# DATASET EXCERPTS
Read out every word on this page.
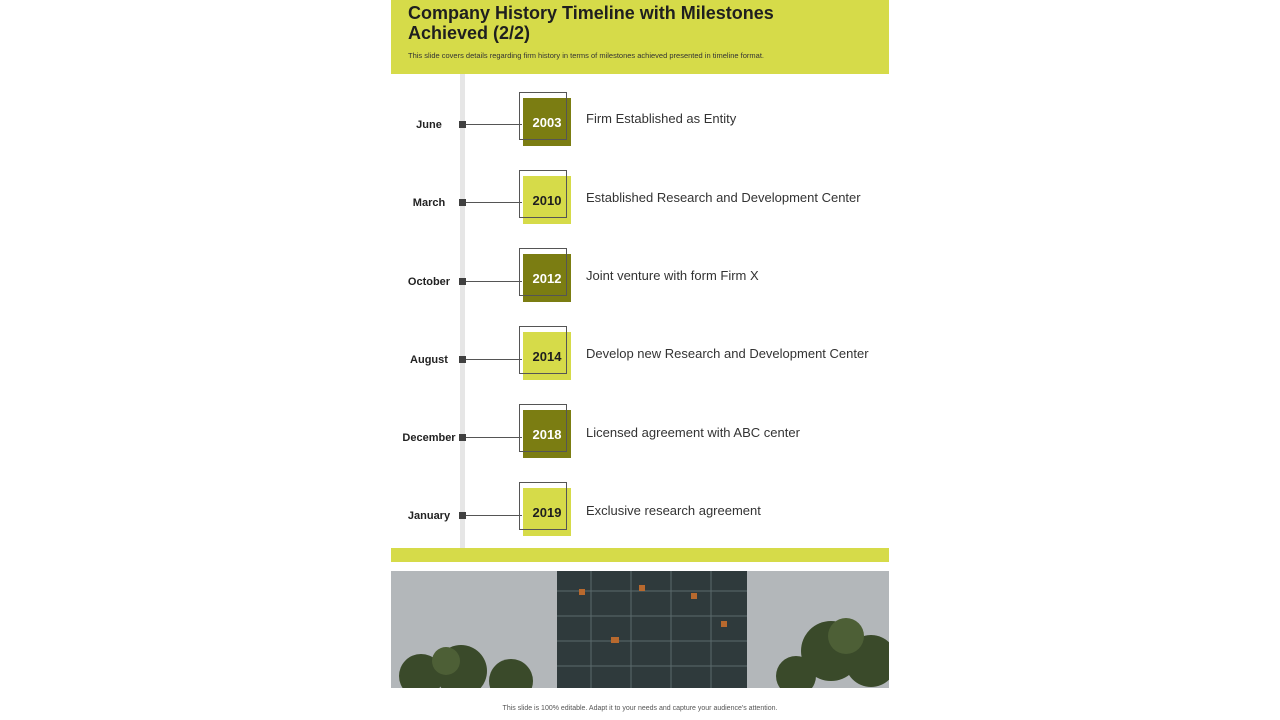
Company History Timeline with Milestones Achieved (2/2)
This slide covers details regarding firm history in terms of milestones achieved presented in timeline format.
June	2003	Firm Established as Entity
March	2010	Established Research and Development Center
October	2012	Joint venture with form Firm X
August	2014	Develop new Research and Development Center
December	2018	Licensed agreement with ABC center
January	2019	Exclusive research agreement
This slide is 100% editable. Adapt it to your needs and capture your audience's attention.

# EXERCISE PROMPT
Nothing in the entries above should change when they are printed again, except that the pictures are dropped.

# REPLY
Read out every word on this page.
Company History Timeline with Milestones Achieved (2/2)
This slide covers details regarding firm history in terms of milestones achieved presented in timeline format.
June	2003	Firm Established as Entity
March	2010	Established Research and Development Center
October	2012	Joint venture with form Firm X
August	2014	Develop new Research and Development Center
December	2018	Licensed agreement with ABC center
January	2019	Exclusive research agreement
This slide is 100% editable. Adapt it to your needs and capture your audience's attention.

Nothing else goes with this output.